(Data entries)
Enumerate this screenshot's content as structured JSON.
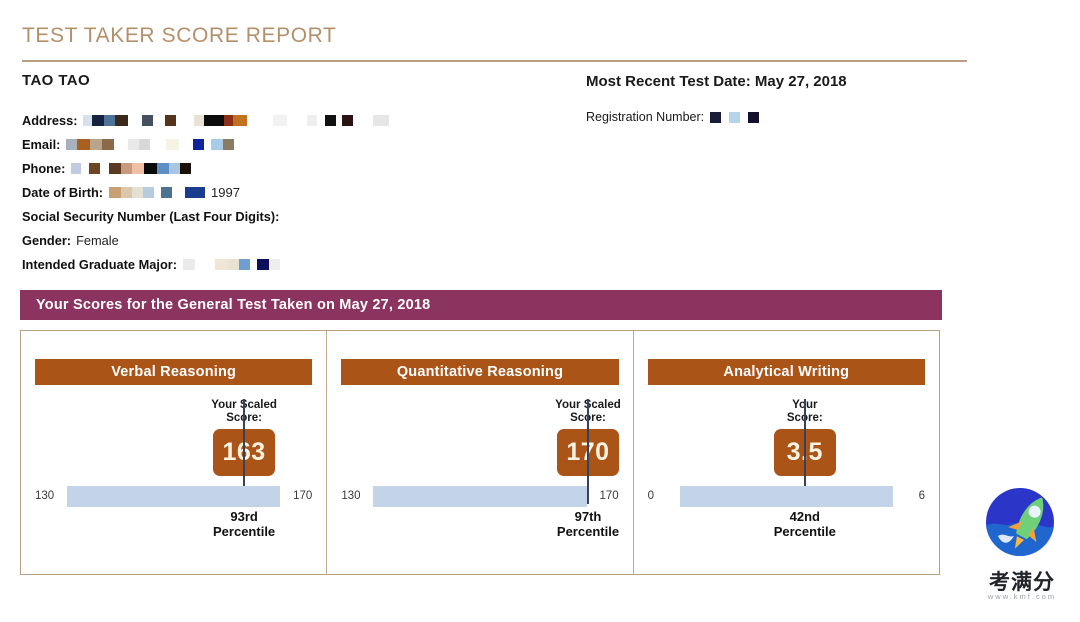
{
  "report": {
    "title": "TEST TAKER SCORE REPORT",
    "taker_name": "TAO TAO",
    "most_recent_test_date": "Most Recent Test Date: May 27, 2018",
    "registration_number_label": "Registration Number:"
  },
  "info": {
    "address_label": "Address:",
    "email_label": "Email:",
    "phone_label": "Phone:",
    "dob_label": "Date of Birth:",
    "dob_year": "1997",
    "ssn_label": "Social Security Number (Last Four Digits):",
    "gender_label": "Gender:",
    "gender_value": "Female",
    "major_label": "Intended Graduate Major:"
  },
  "banner": {
    "text": "Your Scores for the General Test Taken on May 27, 2018"
  },
  "chart_data": {
    "type": "bar",
    "title": "Your Scores for the General Test Taken on May 27, 2018",
    "xlabel": "",
    "ylabel": "",
    "grid": false,
    "legend": "none",
    "categories": [
      "Verbal Reasoning",
      "Quantitative Reasoning",
      "Analytical Writing"
    ],
    "series": [
      {
        "name": "Scaled Score",
        "values": [
          163,
          170,
          3.5
        ]
      },
      {
        "name": "Percentile",
        "values": [
          93,
          97,
          42
        ]
      }
    ],
    "sections": [
      {
        "name": "Verbal Reasoning",
        "score_caption": "Your Scaled\nScore:",
        "score": "163",
        "score_value": 163,
        "scale_min": "130",
        "scale_max": "170",
        "scale_min_value": 130,
        "scale_max_value": 170,
        "marker_percent": 82.5,
        "percentile": "93rd\nPercentile",
        "percentile_value": 93
      },
      {
        "name": "Quantitative Reasoning",
        "score_caption": "Your Scaled\nScore:",
        "score": "170",
        "score_value": 170,
        "scale_min": "130",
        "scale_max": "170",
        "scale_min_value": 130,
        "scale_max_value": 170,
        "marker_percent": 100,
        "percentile": "97th\nPercentile",
        "percentile_value": 97
      },
      {
        "name": "Analytical Writing",
        "score_caption": "Your\nScore:",
        "score": "3.5",
        "score_value": 3.5,
        "scale_min": "0",
        "scale_max": "6",
        "scale_min_value": 0,
        "scale_max_value": 6,
        "marker_percent": 58.3,
        "percentile": "42nd\nPercentile",
        "percentile_value": 42
      }
    ]
  },
  "watermark": {
    "brand": "考满分",
    "url": "www.kmf.com"
  },
  "colors": {
    "title_tan": "#b4906a",
    "rule_tan": "#b9a083",
    "banner_maroon": "#8c3460",
    "section_orange": "#ab5418",
    "scale_blue": "#c3d4e8",
    "marker_line": "#35425c",
    "score_text_cream": "#fdf3e2"
  },
  "redactions": {
    "address": [
      [
        "#d7e0ea",
        9
      ],
      [
        "#15233f",
        12
      ],
      [
        "#4f7397",
        11
      ],
      [
        "#3b2a1c",
        13
      ],
      [
        "#ffffff",
        14
      ],
      [
        "#454f5e",
        11
      ],
      [
        "#ffffff",
        12
      ],
      [
        "#55331c",
        11
      ],
      [
        "#ffffff",
        18
      ],
      [
        "#e8e2d6",
        10
      ],
      [
        "#0c0c0c",
        20
      ],
      [
        "#8d2f17",
        9
      ],
      [
        "#c0721f",
        14
      ],
      [
        "#ffffff",
        26
      ],
      [
        "#f2f2f2",
        14
      ],
      [
        "#ffffff",
        20
      ],
      [
        "#eeeeee",
        10
      ],
      [
        "#ffffff",
        8
      ],
      [
        "#111111",
        11
      ],
      [
        "#ffffff",
        6
      ],
      [
        "#2a1313",
        11
      ],
      [
        "#ffffff",
        20
      ],
      [
        "#e6e6e6",
        16
      ]
    ],
    "address_second": [
      [
        "#6b6b6b",
        11
      ]
    ],
    "email": [
      [
        "#a9b0bd",
        11
      ],
      [
        "#a8601f",
        13
      ],
      [
        "#b9a58c",
        12
      ],
      [
        "#8c6a48",
        12
      ],
      [
        "#ffffff",
        14
      ],
      [
        "#e9e9e9",
        11
      ],
      [
        "#d8d8d8",
        11
      ],
      [
        "#ffffff",
        16
      ],
      [
        "#f6f2e4",
        13
      ],
      [
        "#ffffff",
        14
      ],
      [
        "#10259a",
        11
      ],
      [
        "#ffffff",
        7
      ],
      [
        "#a8cbe8",
        12
      ],
      [
        "#8b7b63",
        11
      ]
    ],
    "phone": [
      [
        "#c2cbdf",
        10
      ],
      [
        "#ffffff",
        8
      ],
      [
        "#6b4524",
        11
      ],
      [
        "#ffffff",
        9
      ],
      [
        "#5a3a22",
        12
      ],
      [
        "#c79a7e",
        11
      ],
      [
        "#f0c0a6",
        12
      ],
      [
        "#0a0a0a",
        13
      ],
      [
        "#5d8fc4",
        12
      ],
      [
        "#a9c6e0",
        11
      ],
      [
        "#1a1208",
        11
      ]
    ],
    "dob": [
      [
        "#c9a072",
        12
      ],
      [
        "#d9c7ae",
        11
      ],
      [
        "#e6e0d4",
        11
      ],
      [
        "#b6cde0",
        11
      ],
      [
        "#ffffff",
        7
      ],
      [
        "#4c7290",
        11
      ],
      [
        "#ffffff",
        13
      ],
      [
        "#1b3b8f",
        20
      ]
    ],
    "major": [
      [
        "#eaeaea",
        12
      ],
      [
        "#ffffff",
        20
      ],
      [
        "#f0e6d8",
        13
      ],
      [
        "#e8e2d2",
        11
      ],
      [
        "#6f9ed0",
        11
      ],
      [
        "#ffffff",
        7
      ],
      [
        "#0d0f5a",
        12
      ],
      [
        "#eeeeee",
        11
      ]
    ],
    "registration": [
      [
        "#1b1b3a",
        11
      ],
      [
        "#ffffff",
        8
      ],
      [
        "#b6d4e8",
        11
      ],
      [
        "#ffffff",
        8
      ],
      [
        "#11112e",
        11
      ]
    ]
  }
}
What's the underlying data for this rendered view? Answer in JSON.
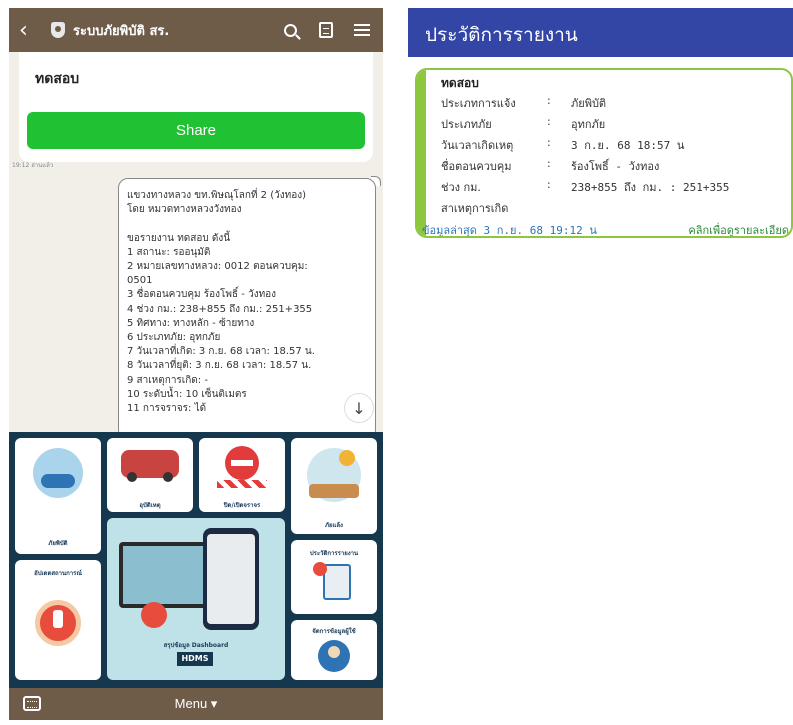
{
  "left_app": {
    "title": "ระบบภัยพิบัติ สร.",
    "card_title": "ทดสอบ",
    "share_label": "Share",
    "message_meta": "19:12 อ่านแล้ว",
    "message_lines": [
      "แขวงทางหลวง ขท.พิษณุโลกที่ 2 (วังทอง)",
      "โดย หมวดทางหลวงวังทอง",
      "",
      "ขอรายงาน ทดสอบ ดังนี้",
      "1 สถานะ: รออนุมัติ",
      "2 หมายเลขทางหลวง: 0012 ตอนควบคุม:",
      "0501",
      "3 ชื่อตอนควบคุม ร้องโพธิ์ - วังทอง",
      "4 ช่วง กม.: 238+855 ถึง กม.: 251+355",
      "5 ทิศทาง: ทางหลัก - ซ้ายทาง",
      "6 ประเภทภัย: อุทกภัย",
      "7 วันเวลาที่เกิด: 3 ก.ย. 68 เวลา: 18.57 น.",
      "8 วันเวลาที่ยุติ: 3 ก.ย. 68 เวลา: 18.57 น.",
      "9 สาเหตุการเกิด: -",
      "10 ระดับน้ำ: 10 เซ็นติเมตร",
      "11 การจราจร: ได้"
    ],
    "tiles": [
      {
        "label": "ภัยพิบัติ",
        "icon": "disaster-flood-icon"
      },
      {
        "label": "อุบัติเหตุ",
        "icon": "car-accident-icon"
      },
      {
        "label": "ปิด/เปิดจราจร",
        "icon": "road-closed-icon"
      },
      {
        "label": "ภัยแล้ง",
        "icon": "drought-icon"
      },
      {
        "label": "อัปเดตสถานการณ์",
        "icon": "alert-update-icon"
      },
      {
        "label": "สรุปข้อมูล Dashboard",
        "icon": "dashboard-map-icon"
      },
      {
        "label": "HDMS",
        "icon": "hdms-logo"
      },
      {
        "label": "ประวัติการรายงาน",
        "icon": "report-history-icon"
      },
      {
        "label": "จัดการข้อมูลผู้ใช้",
        "icon": "user-manage-icon"
      }
    ],
    "bottom_menu_label": "Menu ▾"
  },
  "right_app": {
    "header_title": "ประวัติการรายงาน",
    "card_title": "ทดสอบ",
    "rows": [
      {
        "label": "ประเภทการแจ้ง",
        "value": "ภัยพิบัติ"
      },
      {
        "label": "ประเภทภัย",
        "value": "อุทกภัย"
      },
      {
        "label": "วันเวลาเกิดเหตุ",
        "value": "3 ก.ย. 68 18:57 น"
      },
      {
        "label": "ชื่อตอนควบคุม",
        "value": "ร้องโพธิ์ - วังทอง"
      },
      {
        "label": "ช่วง กม.",
        "value": "238+855  ถึง กม.   : 251+355"
      },
      {
        "label": "สาเหตุการเกิด",
        "value": ""
      }
    ],
    "footer_updated": "ข้อมูลล่าสุด 3 ก.ย. 68 19:12 น",
    "footer_link": "คลิกเพื่อดูรายละเอียด"
  }
}
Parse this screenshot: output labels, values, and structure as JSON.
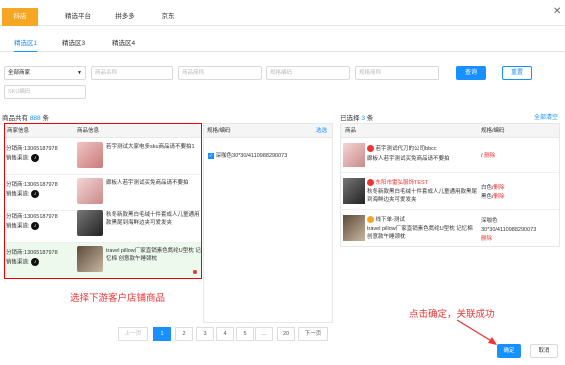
{
  "dialog": {
    "close_icon": "close-icon"
  },
  "top_tabs": [
    "抖店",
    "精选平台",
    "拼多多",
    "京东"
  ],
  "sub_tabs": [
    "精选区1",
    "精选区3",
    "精选区4"
  ],
  "filters": {
    "merchant_select": "全部商家",
    "product_name_placeholder": "商品名称",
    "product_short_placeholder": "商品简称",
    "spec_code_placeholder": "规格编码",
    "spec_short_placeholder": "规格简称",
    "sku_code_placeholder": "SKU编码",
    "query_label": "查询",
    "reset_label": "重置"
  },
  "left_panel": {
    "total_prefix": "商品共有",
    "total_count": "888",
    "total_suffix": "条",
    "col_shop": "商家信息",
    "col_product": "商品信息",
    "rows": [
      {
        "shop": "分销商:13065187978",
        "channel": "销售渠道:",
        "title": "若宇测试大家电多sku商品请不要拍1"
      },
      {
        "shop": "分销商:13065187978",
        "channel": "销售渠道:",
        "title": "廊板人若宇测试买免商品请不要拍"
      },
      {
        "shop": "分销商:13065187978",
        "channel": "销售渠道:",
        "title": "秋冬新款黑白毛绒十件套成人儿童通用款黑尾到海鲜边夹可爱发夹"
      },
      {
        "shop": "分销商:13065187978",
        "channel": "销售渠道:",
        "title": "travel pillow厂家直销素色氮纶U型枕 记忆棉 创意款午睡颈枕"
      }
    ]
  },
  "middle_panel": {
    "col_spec": "规格/编码",
    "select_label": "选选",
    "items": [
      {
        "checked": true,
        "label": "深咖色30*30/4110988290073"
      }
    ]
  },
  "right_panel": {
    "selected_prefix": "已选择",
    "selected_count": "3",
    "selected_suffix": "条",
    "clear_label": "全部清空",
    "col_product": "商品",
    "col_spec": "规格/编码",
    "rows": [
      {
        "shop": "若宇测试代刀的公司bbcc",
        "title": "廊板人若宇测试买免商品请不要拍",
        "spec": "/",
        "action": "删除"
      },
      {
        "shop": "东阳市雷弘服饰TEST",
        "title": "秋冬新款黑白毛绒十件套成人儿童通用款黑尾到海鲜边夹可爱发夹",
        "spec1": "白色/",
        "spec2": "黑色/",
        "action": "删除"
      },
      {
        "shop": "线下单-测试",
        "title": "travel pillow厂家直销素色氮纶U型枕 记忆棉 创意款午睡颈枕",
        "spec1": "深咖色",
        "spec2": "30*30/4110988290073",
        "action": "删除"
      }
    ]
  },
  "pagination": {
    "prev": "上一页",
    "pages": [
      "1",
      "2",
      "3",
      "4",
      "5",
      "...",
      "20"
    ],
    "next": "下一页",
    "active": "1"
  },
  "annotations": {
    "left_caption": "选择下游客户店铺商品",
    "right_caption": "点击确定，关联成功"
  },
  "footer": {
    "confirm": "确定",
    "cancel": "取消"
  },
  "colors": {
    "accent": "#1890ff",
    "tab_active": "#f5a623",
    "annotation": "#e33333"
  }
}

## What to do
Scan the listing above for the word "Scores" and copy every line that holds it.

## Reply to the exercise
    "text": "Your Scores for the General Test Taken on May 27, 2018"
    "title": "Your Scores for the General Test Taken on May 27, 2018",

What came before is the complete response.